#### [Short task A]
Copy the records word for word, from the first line of the records up to and including the line with "list-item: Groom's suit".

□ □ □ □ □ □ □

Maybe.... The thing is most languages use \ to escape within a string literal. Perl and Ruby don't make the backslash special if the string literal has single quotes, but they do for double quotes, like most languages. In that case, you have to write:

"\\d+(\\.\\d+)?"

And if you need to write a regex that has to match a backslash character, the regex is \\, which looks like this in a string literal:

"\\\\"

But a regex is not a string: it has to be compiled into a little program that matches:

var r = re.compile("\\d+(\\.\\d+)?")
r = "\\d+(\\.\\d+)?".toregex
Pattern p = Pattern.compile("\\d+(\\.\\d+)?");

But since regexes are so important, and that backslash issue gets so annoying, we'd like a language to have a special syntax for describing regexes—something that automatically compiles once, and frees us from doubly escaping backslashes. Common notations include Ruby's %r
and slash delimiters:

%r{\d+(\.\d+)?}
/\d+(\.\d+)?/

The problem with the slash approach is that you have to escape any / characters you want in the regex itself. The %r approach has so such trouble; the language's parser can figure out which is the terminating } easily.

□ □ □ □ □ □ □

#### [Short task B]
Answer these about the regex escaping passage, one line each:
(i) Which two languages don't make the backslash special in single-quoted string literals?
(ii) Besides compiling once, what does a special regex syntax free us from?
(iii) With slash delimiters, what must be escaped in the regex itself?

#### [Extracted material]
□ □ □ □ □ □ □

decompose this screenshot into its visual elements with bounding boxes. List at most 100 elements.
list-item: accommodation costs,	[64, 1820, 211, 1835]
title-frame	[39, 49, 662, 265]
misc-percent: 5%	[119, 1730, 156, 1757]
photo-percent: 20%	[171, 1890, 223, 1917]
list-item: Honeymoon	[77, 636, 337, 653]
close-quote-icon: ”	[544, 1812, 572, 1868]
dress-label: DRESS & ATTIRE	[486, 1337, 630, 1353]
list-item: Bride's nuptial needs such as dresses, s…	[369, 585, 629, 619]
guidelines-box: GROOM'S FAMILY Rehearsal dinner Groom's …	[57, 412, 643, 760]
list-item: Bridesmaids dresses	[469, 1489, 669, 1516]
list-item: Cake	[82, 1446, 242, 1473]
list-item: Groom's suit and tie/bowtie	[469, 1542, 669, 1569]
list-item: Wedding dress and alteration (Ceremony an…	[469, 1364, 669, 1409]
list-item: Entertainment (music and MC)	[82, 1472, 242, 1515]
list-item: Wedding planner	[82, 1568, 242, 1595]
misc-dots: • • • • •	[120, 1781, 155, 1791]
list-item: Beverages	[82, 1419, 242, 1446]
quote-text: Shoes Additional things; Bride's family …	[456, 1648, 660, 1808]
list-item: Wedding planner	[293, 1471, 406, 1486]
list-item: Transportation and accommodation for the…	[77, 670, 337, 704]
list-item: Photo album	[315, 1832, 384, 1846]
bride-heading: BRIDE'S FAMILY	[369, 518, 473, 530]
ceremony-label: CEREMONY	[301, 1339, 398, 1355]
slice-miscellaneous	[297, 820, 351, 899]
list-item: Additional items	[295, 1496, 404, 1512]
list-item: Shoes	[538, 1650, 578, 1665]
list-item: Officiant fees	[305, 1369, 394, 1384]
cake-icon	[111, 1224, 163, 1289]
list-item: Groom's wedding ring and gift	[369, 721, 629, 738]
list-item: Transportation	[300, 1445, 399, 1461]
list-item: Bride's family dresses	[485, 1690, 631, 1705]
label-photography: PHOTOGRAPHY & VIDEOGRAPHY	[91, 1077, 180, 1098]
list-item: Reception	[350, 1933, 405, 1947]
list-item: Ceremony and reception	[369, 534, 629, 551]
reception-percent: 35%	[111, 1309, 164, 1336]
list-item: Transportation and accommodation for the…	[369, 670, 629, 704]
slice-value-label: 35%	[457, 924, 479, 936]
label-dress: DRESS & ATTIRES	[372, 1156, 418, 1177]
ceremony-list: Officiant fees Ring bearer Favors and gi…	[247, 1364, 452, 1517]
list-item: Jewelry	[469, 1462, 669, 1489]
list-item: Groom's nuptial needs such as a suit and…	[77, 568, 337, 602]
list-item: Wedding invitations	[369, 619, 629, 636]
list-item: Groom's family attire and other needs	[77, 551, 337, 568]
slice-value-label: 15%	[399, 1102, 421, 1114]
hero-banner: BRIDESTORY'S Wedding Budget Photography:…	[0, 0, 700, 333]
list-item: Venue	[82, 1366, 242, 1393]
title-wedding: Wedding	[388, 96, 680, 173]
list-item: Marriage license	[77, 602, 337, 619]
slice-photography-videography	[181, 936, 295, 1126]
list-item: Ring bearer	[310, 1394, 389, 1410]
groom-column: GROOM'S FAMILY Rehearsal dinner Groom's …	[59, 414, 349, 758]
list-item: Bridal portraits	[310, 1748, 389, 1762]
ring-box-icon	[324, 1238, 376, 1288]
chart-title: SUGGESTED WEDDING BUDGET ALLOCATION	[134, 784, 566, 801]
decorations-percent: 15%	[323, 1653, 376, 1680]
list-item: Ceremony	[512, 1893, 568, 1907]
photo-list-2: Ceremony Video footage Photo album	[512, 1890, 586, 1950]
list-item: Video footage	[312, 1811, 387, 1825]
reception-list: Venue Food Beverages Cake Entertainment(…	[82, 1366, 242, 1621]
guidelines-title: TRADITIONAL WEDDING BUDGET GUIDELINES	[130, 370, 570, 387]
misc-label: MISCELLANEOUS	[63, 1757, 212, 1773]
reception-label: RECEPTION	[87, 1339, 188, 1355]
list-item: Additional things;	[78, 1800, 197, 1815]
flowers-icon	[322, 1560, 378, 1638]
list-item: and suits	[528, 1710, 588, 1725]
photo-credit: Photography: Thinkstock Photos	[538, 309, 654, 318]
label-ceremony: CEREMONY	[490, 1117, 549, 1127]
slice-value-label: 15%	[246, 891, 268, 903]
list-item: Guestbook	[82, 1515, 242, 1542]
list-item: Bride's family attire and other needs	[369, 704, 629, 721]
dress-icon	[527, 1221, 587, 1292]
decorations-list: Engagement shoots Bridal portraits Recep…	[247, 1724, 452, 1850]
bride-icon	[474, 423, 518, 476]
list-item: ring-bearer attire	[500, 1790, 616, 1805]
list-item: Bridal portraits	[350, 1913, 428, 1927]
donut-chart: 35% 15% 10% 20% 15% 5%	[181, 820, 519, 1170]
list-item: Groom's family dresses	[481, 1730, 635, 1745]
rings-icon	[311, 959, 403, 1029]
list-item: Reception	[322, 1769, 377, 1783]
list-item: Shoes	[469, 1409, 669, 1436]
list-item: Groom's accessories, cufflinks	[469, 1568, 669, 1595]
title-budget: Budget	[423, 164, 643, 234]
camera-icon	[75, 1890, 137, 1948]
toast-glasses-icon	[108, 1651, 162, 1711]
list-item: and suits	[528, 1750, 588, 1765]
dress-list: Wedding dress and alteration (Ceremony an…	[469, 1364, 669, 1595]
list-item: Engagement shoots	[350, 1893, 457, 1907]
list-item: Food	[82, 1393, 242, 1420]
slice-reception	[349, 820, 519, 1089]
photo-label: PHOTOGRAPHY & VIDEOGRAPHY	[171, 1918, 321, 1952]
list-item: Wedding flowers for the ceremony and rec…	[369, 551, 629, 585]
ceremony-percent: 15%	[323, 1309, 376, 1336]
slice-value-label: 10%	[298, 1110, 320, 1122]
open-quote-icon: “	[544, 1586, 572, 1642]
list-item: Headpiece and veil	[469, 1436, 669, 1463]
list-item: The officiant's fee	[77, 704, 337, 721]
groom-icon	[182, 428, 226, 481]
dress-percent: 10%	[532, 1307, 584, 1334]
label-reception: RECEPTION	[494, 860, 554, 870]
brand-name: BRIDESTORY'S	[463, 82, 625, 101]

□ □ □ □ □ □ □

#### [Task output A]
decompose this screenshot into its visual elements with bounding boxes. List at most 100 elements.
list-item: accommodation costs,	[64, 1820, 211, 1835]
title-frame	[39, 49, 662, 265]
misc-percent: 5%	[119, 1730, 156, 1757]
photo-percent: 20%	[171, 1890, 223, 1917]
list-item: Honeymoon	[77, 636, 337, 653]
close-quote-icon: ”	[544, 1812, 572, 1868]
dress-label: DRESS & ATTIRE	[486, 1337, 630, 1353]
list-item: Bride's nuptial needs such as dresses, s…	[369, 585, 629, 619]
guidelines-box: GROOM'S FAMILY Rehearsal dinner Groom's …	[57, 412, 643, 760]
list-item: Bridesmaids dresses	[469, 1489, 669, 1516]
list-item: Cake	[82, 1446, 242, 1473]
list-item: Groom's suit and tie/bowtie	[469, 1542, 669, 1569]

#### [Task output B]
(i) Perl and Ruby.
(ii) Doubly escaping backslashes.
(iii) Any / characters.